= DESCRIPTION OF THE TASK =
Where a line in the listing contains the string "decoder", copy that line out.

Records about charts and figures:
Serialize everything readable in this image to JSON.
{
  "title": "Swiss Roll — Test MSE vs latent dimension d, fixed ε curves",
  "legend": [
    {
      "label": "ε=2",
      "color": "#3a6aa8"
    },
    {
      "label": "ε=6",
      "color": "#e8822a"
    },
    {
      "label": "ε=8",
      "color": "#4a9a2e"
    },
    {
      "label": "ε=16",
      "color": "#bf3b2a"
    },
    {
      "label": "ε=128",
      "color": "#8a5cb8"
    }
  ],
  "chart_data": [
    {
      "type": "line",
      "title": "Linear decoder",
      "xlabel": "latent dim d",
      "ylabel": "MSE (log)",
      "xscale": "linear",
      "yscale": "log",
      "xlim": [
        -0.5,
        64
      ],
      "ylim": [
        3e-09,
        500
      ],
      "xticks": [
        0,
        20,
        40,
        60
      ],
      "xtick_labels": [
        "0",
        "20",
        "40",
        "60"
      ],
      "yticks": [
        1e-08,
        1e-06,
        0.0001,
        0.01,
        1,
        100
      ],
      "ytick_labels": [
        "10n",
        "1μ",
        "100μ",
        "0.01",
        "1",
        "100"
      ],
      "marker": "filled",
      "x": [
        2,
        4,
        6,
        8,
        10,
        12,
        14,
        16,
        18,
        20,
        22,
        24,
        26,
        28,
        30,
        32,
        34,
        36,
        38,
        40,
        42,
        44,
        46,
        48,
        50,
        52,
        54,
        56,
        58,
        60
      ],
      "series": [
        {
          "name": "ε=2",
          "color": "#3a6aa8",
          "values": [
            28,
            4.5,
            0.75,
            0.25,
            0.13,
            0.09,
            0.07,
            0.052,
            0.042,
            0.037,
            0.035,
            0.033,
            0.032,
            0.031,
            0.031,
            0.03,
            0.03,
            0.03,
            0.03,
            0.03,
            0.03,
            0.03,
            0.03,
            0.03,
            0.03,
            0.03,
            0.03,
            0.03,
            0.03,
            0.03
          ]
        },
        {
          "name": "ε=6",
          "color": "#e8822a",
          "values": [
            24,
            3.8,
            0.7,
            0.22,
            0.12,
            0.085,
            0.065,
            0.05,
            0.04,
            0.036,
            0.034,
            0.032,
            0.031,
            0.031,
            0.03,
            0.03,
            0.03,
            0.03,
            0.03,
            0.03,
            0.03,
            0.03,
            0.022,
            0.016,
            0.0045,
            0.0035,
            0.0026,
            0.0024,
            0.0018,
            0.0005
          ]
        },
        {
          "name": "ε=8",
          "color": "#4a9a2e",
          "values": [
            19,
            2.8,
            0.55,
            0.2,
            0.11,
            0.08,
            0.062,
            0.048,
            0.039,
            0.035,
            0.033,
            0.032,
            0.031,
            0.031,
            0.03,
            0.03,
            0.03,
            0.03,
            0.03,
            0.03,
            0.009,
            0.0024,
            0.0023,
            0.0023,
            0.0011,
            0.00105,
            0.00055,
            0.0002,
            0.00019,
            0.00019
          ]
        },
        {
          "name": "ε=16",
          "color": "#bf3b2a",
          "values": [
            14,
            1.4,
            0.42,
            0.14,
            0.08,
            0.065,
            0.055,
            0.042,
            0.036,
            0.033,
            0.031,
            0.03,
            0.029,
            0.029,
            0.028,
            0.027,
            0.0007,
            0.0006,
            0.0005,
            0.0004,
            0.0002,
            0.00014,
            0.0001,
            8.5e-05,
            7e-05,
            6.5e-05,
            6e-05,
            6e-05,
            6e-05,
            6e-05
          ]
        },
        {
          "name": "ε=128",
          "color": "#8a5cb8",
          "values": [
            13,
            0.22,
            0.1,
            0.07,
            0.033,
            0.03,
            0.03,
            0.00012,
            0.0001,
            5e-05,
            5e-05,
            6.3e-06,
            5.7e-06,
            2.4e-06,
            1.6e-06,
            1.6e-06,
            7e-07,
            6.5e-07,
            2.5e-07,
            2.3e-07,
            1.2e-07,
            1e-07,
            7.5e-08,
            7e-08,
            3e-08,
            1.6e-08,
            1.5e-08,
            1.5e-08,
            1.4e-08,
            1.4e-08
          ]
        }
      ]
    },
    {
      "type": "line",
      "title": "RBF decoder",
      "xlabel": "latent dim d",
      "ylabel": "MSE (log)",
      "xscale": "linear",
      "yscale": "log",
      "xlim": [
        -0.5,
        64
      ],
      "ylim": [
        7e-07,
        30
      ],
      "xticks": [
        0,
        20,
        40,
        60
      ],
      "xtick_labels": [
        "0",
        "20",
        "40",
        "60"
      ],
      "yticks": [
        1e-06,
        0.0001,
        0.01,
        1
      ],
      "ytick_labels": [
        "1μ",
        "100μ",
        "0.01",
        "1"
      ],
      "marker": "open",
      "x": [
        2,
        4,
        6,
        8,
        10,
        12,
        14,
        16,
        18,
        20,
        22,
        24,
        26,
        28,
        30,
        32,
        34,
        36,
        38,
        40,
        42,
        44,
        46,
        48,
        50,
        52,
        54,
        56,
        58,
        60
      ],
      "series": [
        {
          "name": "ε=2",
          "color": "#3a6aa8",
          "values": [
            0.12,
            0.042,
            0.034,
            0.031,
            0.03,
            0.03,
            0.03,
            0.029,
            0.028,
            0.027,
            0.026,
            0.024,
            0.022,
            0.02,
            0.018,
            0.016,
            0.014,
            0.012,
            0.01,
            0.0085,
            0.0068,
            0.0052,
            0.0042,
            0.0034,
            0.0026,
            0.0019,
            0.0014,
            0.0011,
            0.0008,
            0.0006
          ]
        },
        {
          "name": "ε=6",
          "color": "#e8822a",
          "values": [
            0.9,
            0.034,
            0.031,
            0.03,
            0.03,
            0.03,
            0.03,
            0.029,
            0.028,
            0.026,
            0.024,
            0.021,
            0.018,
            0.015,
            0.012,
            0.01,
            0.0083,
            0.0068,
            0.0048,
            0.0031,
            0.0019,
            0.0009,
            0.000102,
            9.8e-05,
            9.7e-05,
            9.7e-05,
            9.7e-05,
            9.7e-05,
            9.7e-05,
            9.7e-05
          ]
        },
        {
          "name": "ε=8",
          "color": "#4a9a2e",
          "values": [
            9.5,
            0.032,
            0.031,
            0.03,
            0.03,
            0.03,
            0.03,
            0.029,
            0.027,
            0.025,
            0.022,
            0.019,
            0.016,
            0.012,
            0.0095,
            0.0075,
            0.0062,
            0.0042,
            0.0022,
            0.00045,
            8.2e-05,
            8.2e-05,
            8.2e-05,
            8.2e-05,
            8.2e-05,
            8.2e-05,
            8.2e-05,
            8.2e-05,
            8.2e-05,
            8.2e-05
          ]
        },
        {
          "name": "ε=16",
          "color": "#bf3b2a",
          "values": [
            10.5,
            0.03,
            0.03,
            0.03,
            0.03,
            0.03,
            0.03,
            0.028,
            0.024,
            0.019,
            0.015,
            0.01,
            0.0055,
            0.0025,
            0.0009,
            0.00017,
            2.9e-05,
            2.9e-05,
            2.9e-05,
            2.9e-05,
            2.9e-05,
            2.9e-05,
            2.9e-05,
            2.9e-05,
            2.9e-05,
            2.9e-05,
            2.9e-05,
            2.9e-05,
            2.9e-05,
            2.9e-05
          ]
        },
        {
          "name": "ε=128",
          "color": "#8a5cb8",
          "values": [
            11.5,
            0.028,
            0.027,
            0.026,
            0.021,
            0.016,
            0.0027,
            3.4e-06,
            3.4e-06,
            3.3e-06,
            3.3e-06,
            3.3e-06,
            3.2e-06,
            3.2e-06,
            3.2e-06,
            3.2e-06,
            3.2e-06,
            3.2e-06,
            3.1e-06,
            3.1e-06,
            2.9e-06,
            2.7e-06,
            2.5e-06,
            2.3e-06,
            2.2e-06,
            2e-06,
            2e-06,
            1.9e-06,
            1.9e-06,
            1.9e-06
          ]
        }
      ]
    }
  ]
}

= RESULT BELOW =
      "title": "Linear decoder",
      "title": "RBF decoder",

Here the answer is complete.